■ **Stuk tekst**:

***

ECLI:NL:GHSHE:2019:1615

Gerechtshof 's-Hertogenbosch

Datum uitspraak
30 april 2019
Publicatiedatum
30 april 2019
Zaaknummer
200.217.528_01
Instantie
Gerechtshof 's-Hertogenbosch
Type
Uitspraak
Rechtsgebied
Civiel recht; Arbeidsrecht
Procedures
  • Hoger beroep
Vindplaatsen
  • Rechtspraak.nl
AI samenvatting door LexboostAutomatisch gegenereerd

Hoger beroep over vordering van werkgever als tussengekomen partij in pensioenkwestie

In deze zaak, die voorligt bij het Gerechtshof 's-Hertogenbosch, betreft het een hoger beroep van Stichting Elisabeth-Tweesteden Ziekenhuis tegen een eerdere uitspraak van de kantonrechter. De zaak draait om de vordering van de werkgever, het ziekenhuis, als tussengekomen partij in een geschil over pensioenopbouw van [geïntimeerde 1], een voormalig neurochirurg. De procedure is gestart na een tussenarrest van 7 augustus 2018 en betreft de vraag of [geïntimeerde 1] recht heeft op pensioenopbouw tijdens zijn dienstverband bij het ziekenhuis in de jaren '80. Het ziekenhuis stelt dat [geïntimeerde 1] ten tijde van zijn dienstverband niet onder de werkingssfeer van het pensioenfonds viel, terwijl [geïntimeerde 1] en Stichting Pensioenfonds Zorg en Welzijn dit betwisten. De kantonrechter had eerder de vorderingen van [geïntimeerde 1] afgewezen, wat het ziekenhuis nu in hoger beroep aanvecht. Het hof heeft de procedure beoordeeld op basis van de ingediende stukken en de pleitnotities van de advocaten. Het hof oordeelt dat het ziekenhuis als de in het ongelijk gestelde partij moet worden veroordeeld in de proceskosten van zowel de eerste aanleg als het hoger beroep. De uitspraak van de kantonrechter wordt gedeeltelijk vernietigd, maar voor het overige bekrachtigd.

***

■ **Stukken uit lijst**:
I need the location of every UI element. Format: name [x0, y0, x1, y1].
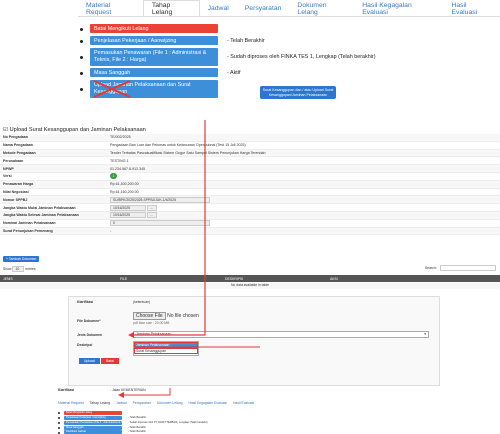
- bullet: [58, 417, 60, 419]
- klarifikasi2-value: - Jalan KEMENTERIAN: [110, 388, 146, 392]
- bullet: [58, 412, 60, 414]
- mini-tab-tahap-lelang[interactable]: Tahap Lelang: [90, 401, 110, 405]
- mini-step-batal[interactable]: Batal Mengikuti Lelang: [64, 411, 122, 415]
- annotation-arrows: [118, 120, 260, 398]
- mini-tab-bar: Material Request Tahap Lelang Jadwal Per…: [58, 401, 254, 405]
- mini-step-pemasukan[interactable]: Pemasukan Penawaran (File 1 : Administra…: [64, 421, 122, 425]
- mini-step-status: - Sudah diproses oleh FT CRAFTTERBAIK, L…: [128, 421, 208, 424]
- bullet: [58, 422, 60, 424]
- mini-step-status: - Telah Berakhir: [128, 426, 147, 429]
- mini-tab-jadwal[interactable]: Jadwal: [116, 401, 127, 405]
- mini-tab-material-request[interactable]: Material Request: [58, 401, 84, 405]
- bullet: [58, 427, 60, 429]
- mini-step-klarifikasi[interactable]: Klarifikasi Jadwal: [64, 430, 122, 434]
- mini-tab-persyaratan[interactable]: Persyaratan: [133, 401, 151, 405]
- mini-tab-hasil-kegagalan[interactable]: Hasil Kegagalan Evaluasi: [189, 401, 227, 405]
- mini-tab-hasil-evaluasi[interactable]: Hasil Evaluasi: [233, 401, 254, 405]
- mini-tab-dokumen-lelang[interactable]: Dokumen Lelang: [157, 401, 183, 405]
- mini-step-aanwijzing[interactable]: Penjelasan Pekerjaan / Aanwijzing: [64, 416, 122, 420]
- mini-step-status: - Telah Berakhir: [128, 430, 147, 433]
- klarifikasi2-label: Klarifikasi: [58, 388, 75, 392]
- mini-step-status: - Telah Berakhir: [128, 416, 147, 419]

***

■ **Wat moet je doen**:
Schrijf de hele tekst over het hoger beroep van het ziekenhuis hierboven woord voor woord over.

■ **Volledig antwoord**:
ECLI:NL:GHSHE:2019:1615

Gerechtshof 's-Hertogenbosch

Datum uitspraak
30 april 2019
Publicatiedatum
30 april 2019
Zaaknummer
200.217.528_01
Instantie
Gerechtshof 's-Hertogenbosch
Type
Uitspraak
Rechtsgebied
Civiel recht; Arbeidsrecht
Procedures
  • Hoger beroep
Vindplaatsen
  • Rechtspraak.nl
AI samenvatting door LexboostAutomatisch gegenereerd

Hoger beroep over vordering van werkgever als tussengekomen partij in pensioenkwestie

In deze zaak, die voorligt bij het Gerechtshof 's-Hertogenbosch, betreft het een hoger beroep van Stichting Elisabeth-Tweesteden Ziekenhuis tegen een eerdere uitspraak van de kantonrechter. De zaak draait om de vordering van de werkgever, het ziekenhuis, als tussengekomen partij in een geschil over pensioenopbouw van [geïntimeerde 1], een voormalig neurochirurg. De procedure is gestart na een tussenarrest van 7 augustus 2018 en betreft de vraag of [geïntimeerde 1] recht heeft op pensioenopbouw tijdens zijn dienstverband bij het ziekenhuis in de jaren '80. Het ziekenhuis stelt dat [geïntimeerde 1] ten tijde van zijn dienstverband niet onder de werkingssfeer van het pensioenfonds viel, terwijl [geïntimeerde 1] en Stichting Pensioenfonds Zorg en Welzijn dit betwisten. De kantonrechter had eerder de vorderingen van [geïntimeerde 1] afgewezen, wat het ziekenhuis nu in hoger beroep aanvecht. Het hof heeft de procedure beoordeeld op basis van de ingediende stukken en de pleitnotities van de advocaten. Het hof oordeelt dat het ziekenhuis als de in het ongelijk gestelde partij moet worden veroordeeld in de proceskosten van zowel de eerste aanleg als het hoger beroep. De uitspraak van de kantonrechter wordt gedeeltelijk vernietigd, maar voor het overige bekrachtigd.